### WHAT IS NEEDED
Rewrite the article on the Barilaro inquiry from "For the senior" to "and nervous bureaucrats.", changing each "public servants" to "civil servants".

### PASSAGE SHOWN
John Barilaro inquiry reveals blurred lines between ministers, public servants

For the senior public servants who would have their emails, decisions and text messages pored over in full public view, the parliamentary probe into John Barilaro’s appointment to a plum New York trade role was not ideal. But it was, to use the words of the state’s top bureaucrat, utterly predictable.

They were right to be concerned. Over six weeks of evidence, the inquiry has prized open the internal machinations of the public service to lay bare the muddied line separating the state’s most highly paid public servants and the government ministers who can hire or fire them on a whim.

Witnesses in their evidence have proclaimed the lofty ideals of a government sector that operates without fear or favour. But lines of questioning have more often revealed political pressure and nervous bureaucrats.

Premier Dominic Perrottet was quick to distance himself from the hiring process.

Premier Dominic Perrottet was quick to distance himself from the hiring process.Credit:Kate Geraghty

“The relationship between politicians and the public service is a perennial challenge,” says Andrew Podger, a former senior bureaucrat and public service commissioner.

“Problems of excessive political pressure are occurring across jurisdictions and are not confined to one side of politics or the other… Clearly the head of Investment NSW felt constrained in exercising her authority, and pressure was known also to the head of the NSW Premier’s department. ”

### PROVIDED INFORMATION
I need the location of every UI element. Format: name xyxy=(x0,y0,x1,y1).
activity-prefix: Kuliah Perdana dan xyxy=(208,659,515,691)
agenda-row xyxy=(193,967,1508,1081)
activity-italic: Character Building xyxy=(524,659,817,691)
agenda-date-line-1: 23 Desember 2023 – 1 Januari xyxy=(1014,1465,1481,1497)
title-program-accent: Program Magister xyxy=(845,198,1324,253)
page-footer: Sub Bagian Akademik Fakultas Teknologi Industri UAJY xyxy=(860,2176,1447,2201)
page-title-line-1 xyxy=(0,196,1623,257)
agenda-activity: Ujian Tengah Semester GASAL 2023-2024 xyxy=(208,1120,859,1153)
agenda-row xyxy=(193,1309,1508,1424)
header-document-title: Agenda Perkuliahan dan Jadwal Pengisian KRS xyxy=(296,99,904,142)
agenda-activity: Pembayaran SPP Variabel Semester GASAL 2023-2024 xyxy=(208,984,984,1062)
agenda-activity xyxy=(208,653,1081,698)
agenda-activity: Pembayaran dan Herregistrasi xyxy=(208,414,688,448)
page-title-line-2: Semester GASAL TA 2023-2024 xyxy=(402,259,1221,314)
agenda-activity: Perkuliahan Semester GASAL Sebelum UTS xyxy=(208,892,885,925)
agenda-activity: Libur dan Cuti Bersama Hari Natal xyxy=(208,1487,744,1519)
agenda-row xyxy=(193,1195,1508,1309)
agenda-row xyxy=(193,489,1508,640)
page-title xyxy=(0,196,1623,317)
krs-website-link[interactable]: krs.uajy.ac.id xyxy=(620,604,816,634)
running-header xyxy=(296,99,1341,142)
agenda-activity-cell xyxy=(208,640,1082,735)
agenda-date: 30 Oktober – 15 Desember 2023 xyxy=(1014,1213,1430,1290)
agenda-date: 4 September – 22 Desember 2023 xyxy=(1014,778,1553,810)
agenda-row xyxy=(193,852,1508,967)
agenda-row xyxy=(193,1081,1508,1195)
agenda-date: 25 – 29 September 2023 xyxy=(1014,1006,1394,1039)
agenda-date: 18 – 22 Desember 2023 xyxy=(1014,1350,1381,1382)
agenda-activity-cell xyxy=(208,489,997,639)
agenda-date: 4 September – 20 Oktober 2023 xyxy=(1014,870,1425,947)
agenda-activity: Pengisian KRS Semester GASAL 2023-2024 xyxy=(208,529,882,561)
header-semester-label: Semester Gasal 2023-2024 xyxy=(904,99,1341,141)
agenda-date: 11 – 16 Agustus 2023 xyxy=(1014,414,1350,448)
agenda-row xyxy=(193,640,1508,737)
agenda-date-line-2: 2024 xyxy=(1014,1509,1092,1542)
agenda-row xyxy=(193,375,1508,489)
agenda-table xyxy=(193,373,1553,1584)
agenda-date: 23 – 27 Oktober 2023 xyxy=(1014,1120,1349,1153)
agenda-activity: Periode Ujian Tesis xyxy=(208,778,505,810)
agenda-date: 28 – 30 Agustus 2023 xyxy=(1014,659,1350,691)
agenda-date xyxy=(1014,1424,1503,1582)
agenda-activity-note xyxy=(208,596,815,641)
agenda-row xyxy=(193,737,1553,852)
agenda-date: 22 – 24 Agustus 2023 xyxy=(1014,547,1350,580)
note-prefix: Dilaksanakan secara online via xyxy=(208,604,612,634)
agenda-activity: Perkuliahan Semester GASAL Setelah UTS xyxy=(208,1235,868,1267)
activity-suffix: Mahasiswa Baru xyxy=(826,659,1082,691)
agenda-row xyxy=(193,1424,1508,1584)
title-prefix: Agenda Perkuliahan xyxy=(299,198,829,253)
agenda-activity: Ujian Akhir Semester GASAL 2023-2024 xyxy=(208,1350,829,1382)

### EXPECTED OUTPUT
For the senior civil servants who would have their emails, decisions and text messages pored over in full public view, the parliamentary probe into John Barilaro’s appointment to a plum New York trade role was not ideal. But it was, to use the words of the state’s top bureaucrat, utterly predictable.

They were right to be concerned. Over six weeks of evidence, the inquiry has prized open the internal machinations of the public service to lay bare the muddied line separating the state’s most highly paid civil servants and the government ministers who can hire or fire them on a whim.

Witnesses in their evidence have proclaimed the lofty ideals of a government sector that operates without fear or favour. But lines of questioning have more often revealed political pressure and nervous bureaucrats.